# What is required:
Look through the data below. Pick out the lines holding the string "source".

** start Task input **

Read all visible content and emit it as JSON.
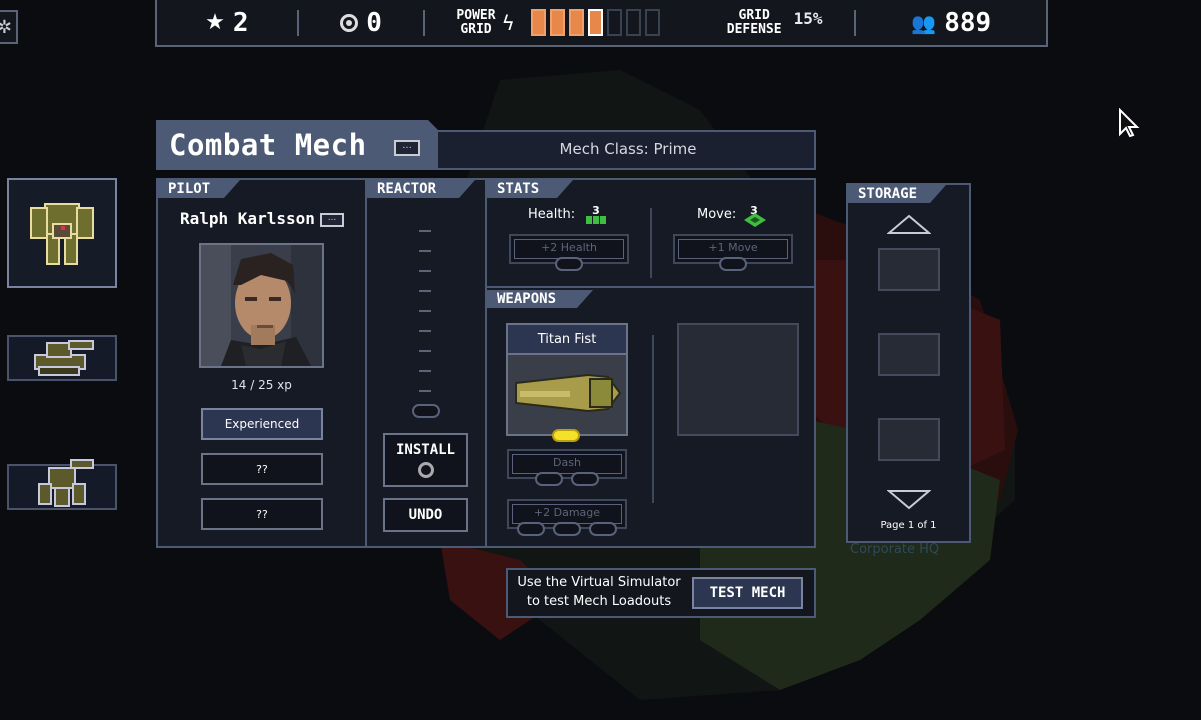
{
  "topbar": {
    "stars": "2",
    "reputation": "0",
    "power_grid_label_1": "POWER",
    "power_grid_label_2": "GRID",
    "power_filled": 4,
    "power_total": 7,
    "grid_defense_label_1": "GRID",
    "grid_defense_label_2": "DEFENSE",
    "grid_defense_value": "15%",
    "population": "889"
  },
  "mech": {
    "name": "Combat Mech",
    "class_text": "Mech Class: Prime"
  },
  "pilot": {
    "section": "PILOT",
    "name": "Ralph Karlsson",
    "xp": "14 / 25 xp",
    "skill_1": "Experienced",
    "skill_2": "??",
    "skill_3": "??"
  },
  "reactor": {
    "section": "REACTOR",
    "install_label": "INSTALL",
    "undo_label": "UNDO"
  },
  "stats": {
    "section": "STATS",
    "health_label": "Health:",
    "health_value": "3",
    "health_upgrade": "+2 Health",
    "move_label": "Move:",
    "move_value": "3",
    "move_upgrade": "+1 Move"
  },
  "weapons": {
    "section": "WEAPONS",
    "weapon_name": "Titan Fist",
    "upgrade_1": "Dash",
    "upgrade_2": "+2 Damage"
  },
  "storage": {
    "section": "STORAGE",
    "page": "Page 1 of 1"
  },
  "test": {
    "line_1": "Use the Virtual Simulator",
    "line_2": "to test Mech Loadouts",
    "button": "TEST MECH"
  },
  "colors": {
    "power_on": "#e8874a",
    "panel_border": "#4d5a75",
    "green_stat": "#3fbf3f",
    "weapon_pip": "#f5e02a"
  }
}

** end Task input **
** start Task input **

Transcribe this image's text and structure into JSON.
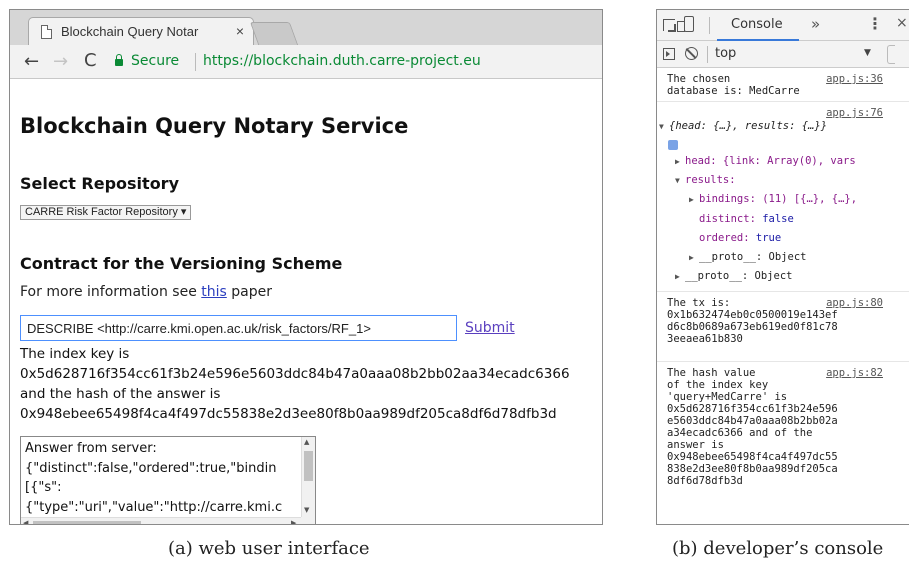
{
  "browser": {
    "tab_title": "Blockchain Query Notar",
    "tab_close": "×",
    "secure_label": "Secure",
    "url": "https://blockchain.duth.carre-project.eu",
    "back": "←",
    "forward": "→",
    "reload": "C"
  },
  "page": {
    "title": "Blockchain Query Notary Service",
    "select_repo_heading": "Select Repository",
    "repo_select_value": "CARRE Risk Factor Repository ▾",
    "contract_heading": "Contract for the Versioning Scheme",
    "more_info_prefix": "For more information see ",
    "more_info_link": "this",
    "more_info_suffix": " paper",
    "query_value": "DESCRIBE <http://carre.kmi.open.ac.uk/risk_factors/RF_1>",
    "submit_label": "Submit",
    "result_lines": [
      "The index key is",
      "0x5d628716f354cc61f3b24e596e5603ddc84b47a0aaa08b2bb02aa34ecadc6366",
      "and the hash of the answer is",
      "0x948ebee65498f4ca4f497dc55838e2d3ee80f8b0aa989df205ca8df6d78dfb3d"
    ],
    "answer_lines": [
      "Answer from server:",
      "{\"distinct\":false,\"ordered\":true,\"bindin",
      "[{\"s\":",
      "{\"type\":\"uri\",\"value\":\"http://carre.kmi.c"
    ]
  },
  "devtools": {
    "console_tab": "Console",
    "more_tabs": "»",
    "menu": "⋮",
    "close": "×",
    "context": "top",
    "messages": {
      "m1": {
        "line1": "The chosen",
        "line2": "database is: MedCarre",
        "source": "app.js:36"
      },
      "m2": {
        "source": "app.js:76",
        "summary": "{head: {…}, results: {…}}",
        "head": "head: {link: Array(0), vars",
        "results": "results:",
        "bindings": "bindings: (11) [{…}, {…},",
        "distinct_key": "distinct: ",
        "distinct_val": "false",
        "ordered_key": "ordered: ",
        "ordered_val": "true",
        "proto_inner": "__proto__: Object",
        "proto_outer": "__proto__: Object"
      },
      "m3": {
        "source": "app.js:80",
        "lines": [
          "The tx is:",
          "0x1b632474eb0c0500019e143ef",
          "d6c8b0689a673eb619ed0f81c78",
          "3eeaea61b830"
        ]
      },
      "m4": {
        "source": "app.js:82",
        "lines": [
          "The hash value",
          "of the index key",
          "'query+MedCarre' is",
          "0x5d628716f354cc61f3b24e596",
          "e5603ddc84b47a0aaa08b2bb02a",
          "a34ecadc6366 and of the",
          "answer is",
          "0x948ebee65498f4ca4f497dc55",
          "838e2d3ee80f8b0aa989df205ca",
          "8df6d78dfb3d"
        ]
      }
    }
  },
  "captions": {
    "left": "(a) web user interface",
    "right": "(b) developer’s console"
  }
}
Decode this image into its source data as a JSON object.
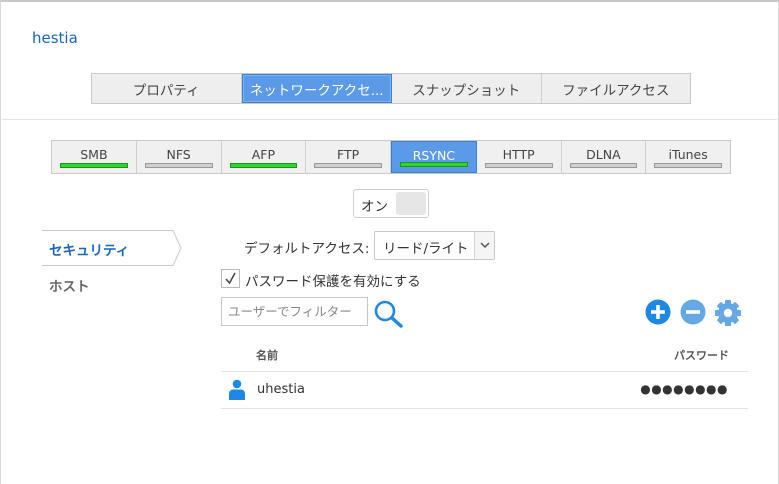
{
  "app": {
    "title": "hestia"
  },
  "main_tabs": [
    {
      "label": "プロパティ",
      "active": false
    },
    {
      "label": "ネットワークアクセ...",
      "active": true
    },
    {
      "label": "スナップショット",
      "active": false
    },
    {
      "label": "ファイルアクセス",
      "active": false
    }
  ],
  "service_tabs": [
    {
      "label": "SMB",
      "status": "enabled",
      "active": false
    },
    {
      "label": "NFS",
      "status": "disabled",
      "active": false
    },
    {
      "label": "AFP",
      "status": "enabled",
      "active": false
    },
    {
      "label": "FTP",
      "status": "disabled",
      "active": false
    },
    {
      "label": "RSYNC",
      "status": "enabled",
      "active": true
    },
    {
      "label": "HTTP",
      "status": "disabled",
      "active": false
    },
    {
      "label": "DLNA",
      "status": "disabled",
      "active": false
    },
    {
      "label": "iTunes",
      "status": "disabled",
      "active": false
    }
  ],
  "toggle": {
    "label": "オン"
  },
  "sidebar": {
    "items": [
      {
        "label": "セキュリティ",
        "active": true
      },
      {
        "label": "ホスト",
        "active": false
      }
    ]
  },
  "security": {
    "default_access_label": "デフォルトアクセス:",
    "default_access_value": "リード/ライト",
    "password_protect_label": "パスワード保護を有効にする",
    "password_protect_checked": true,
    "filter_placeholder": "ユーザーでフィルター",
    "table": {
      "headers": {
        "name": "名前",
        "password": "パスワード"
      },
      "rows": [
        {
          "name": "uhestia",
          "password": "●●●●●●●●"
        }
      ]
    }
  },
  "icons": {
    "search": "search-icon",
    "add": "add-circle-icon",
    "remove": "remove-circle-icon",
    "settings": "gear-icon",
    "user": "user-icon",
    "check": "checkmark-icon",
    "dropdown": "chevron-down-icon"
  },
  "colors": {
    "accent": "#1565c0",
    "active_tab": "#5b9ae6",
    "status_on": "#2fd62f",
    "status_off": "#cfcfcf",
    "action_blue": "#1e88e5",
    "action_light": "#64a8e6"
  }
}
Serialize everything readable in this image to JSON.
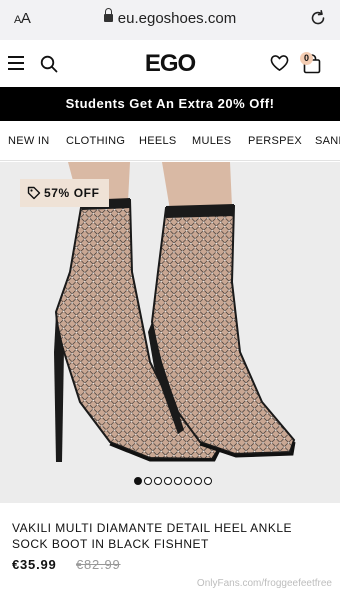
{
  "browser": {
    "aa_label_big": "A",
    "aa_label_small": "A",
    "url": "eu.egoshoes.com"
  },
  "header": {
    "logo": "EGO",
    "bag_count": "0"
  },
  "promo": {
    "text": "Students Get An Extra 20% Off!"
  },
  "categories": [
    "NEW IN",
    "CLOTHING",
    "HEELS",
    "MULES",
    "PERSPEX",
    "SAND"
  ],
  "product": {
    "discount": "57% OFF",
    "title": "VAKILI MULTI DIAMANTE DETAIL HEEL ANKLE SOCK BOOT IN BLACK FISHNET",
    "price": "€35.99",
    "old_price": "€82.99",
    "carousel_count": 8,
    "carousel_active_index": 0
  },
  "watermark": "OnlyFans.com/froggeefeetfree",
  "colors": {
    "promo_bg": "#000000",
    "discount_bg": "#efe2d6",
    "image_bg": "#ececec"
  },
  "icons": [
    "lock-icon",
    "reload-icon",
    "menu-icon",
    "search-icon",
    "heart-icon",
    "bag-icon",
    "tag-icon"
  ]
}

** end Task input **

# Task result:
        "source": "app.js:36"
        "source": "app.js:76",
        "source": "app.js:80",
        "source": "app.js:82",
Decode this image into its source data as a JSON object.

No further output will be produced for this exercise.